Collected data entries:
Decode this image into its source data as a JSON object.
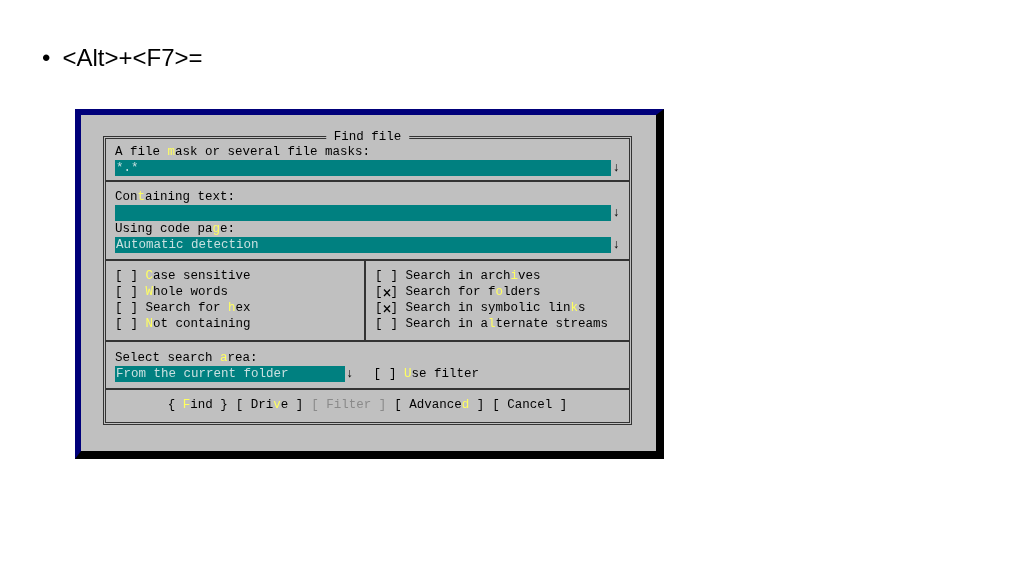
{
  "slide": {
    "bullet": "•",
    "heading": "<Alt>+<F7>="
  },
  "dialog": {
    "title": "Find file",
    "mask": {
      "label": {
        "before": "A file ",
        "hot": "m",
        "after": "ask or several file masks:"
      },
      "value": "*.*",
      "arrow": "↓"
    },
    "text": {
      "label": {
        "before": "Con",
        "hot": "t",
        "after": "aining text:"
      },
      "arrow": "↓"
    },
    "codepage": {
      "label": {
        "before": "Using code pa",
        "hot": "g",
        "after": "e:"
      },
      "value": "Automatic detection",
      "arrow": "↓"
    },
    "options_left": [
      {
        "open": "[",
        "close": "]",
        "checked": false,
        "label": {
          "hot": "C",
          "after": "ase sensitive"
        }
      },
      {
        "open": "[",
        "close": "]",
        "checked": false,
        "label": {
          "hot": "W",
          "after": "hole words"
        }
      },
      {
        "open": "[",
        "close": "]",
        "checked": false,
        "label": {
          "before": "Search for ",
          "hot": "h",
          "after": "ex"
        }
      },
      {
        "open": "[",
        "close": "]",
        "checked": false,
        "label": {
          "hot": "N",
          "after": "ot containing"
        }
      }
    ],
    "options_right": [
      {
        "open": "[",
        "close": "]",
        "checked": false,
        "label": {
          "before": "Search in arch",
          "hot": "i",
          "after": "ves"
        }
      },
      {
        "open": "[",
        "close": "]",
        "checked": true,
        "label": {
          "before": "Search for f",
          "hot": "o",
          "after": "lders"
        }
      },
      {
        "open": "[",
        "close": "]",
        "checked": true,
        "label": {
          "before": "Search in symbolic lin",
          "hot": "k",
          "after": "s"
        }
      },
      {
        "open": "[",
        "close": "]",
        "checked": false,
        "label": {
          "before": "Search in a",
          "hot": "l",
          "after": "ternate streams"
        }
      }
    ],
    "area": {
      "label": {
        "before": "Select search ",
        "hot": "a",
        "after": "rea:"
      },
      "value": "From the current folder",
      "arrow": "↓"
    },
    "filter": {
      "open": "[",
      "close": "]",
      "checked": false,
      "label": {
        "hot": "U",
        "after": "se filter"
      }
    },
    "buttons": [
      {
        "before": "{ ",
        "hot": "F",
        "after": "ind }",
        "disabled": false
      },
      {
        "before": "[ Dri",
        "hot": "v",
        "after": "e ]",
        "disabled": false
      },
      {
        "before": "[ Filter ]",
        "disabled": true
      },
      {
        "before": "[ Advance",
        "hot": "d",
        "after": " ]",
        "disabled": false
      },
      {
        "before": "[ Cancel ]",
        "disabled": false
      }
    ]
  }
}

§ Exercise:
Select the lines from the entries that include the word "file".

§ Response:
    "title": "Find file",
        "before": "A file ",
        "after": "ask or several file masks:"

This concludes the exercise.